Exercise inputs
-.-.-

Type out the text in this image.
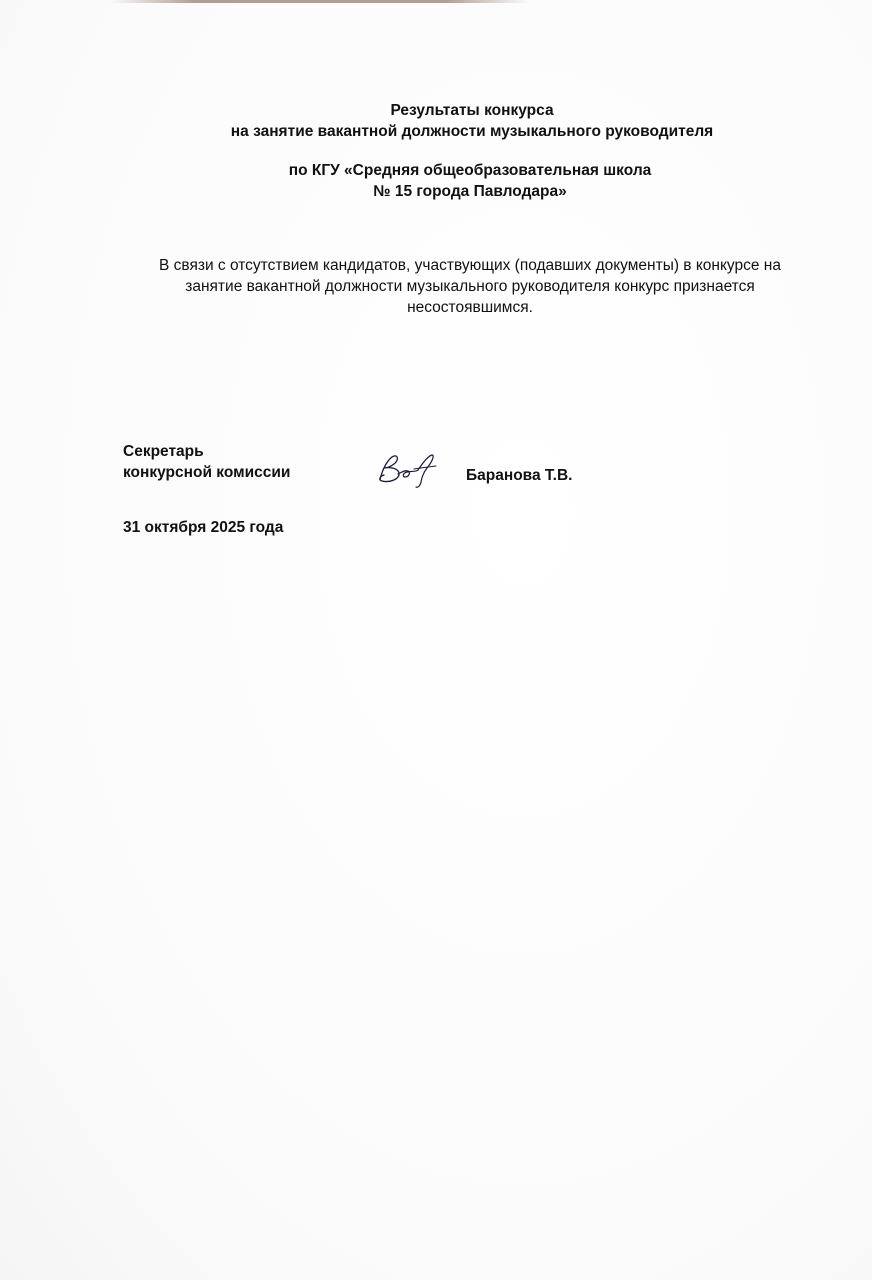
Результаты конкурса
на занятие вакантной должности музыкального руководителя
по КГУ «Средняя общеобразовательная школа
№ 15 города Павлодара»
В связи с отсутствием кандидатов, участвующих (подавших документы) в конкурсе на
занятие вакантной должности музыкального руководителя конкурс признается
несостоявшимся.
Секретарь
конкурсной комиссии	Баранова Т.В.
31 октября 2025 года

-.-.-

Exercise aim
Pull out every line of the records that includes the string "занятие".

Solution for this task
на занятие вакантной должности музыкального руководителя
занятие вакантной должности музыкального руководителя конкурс признается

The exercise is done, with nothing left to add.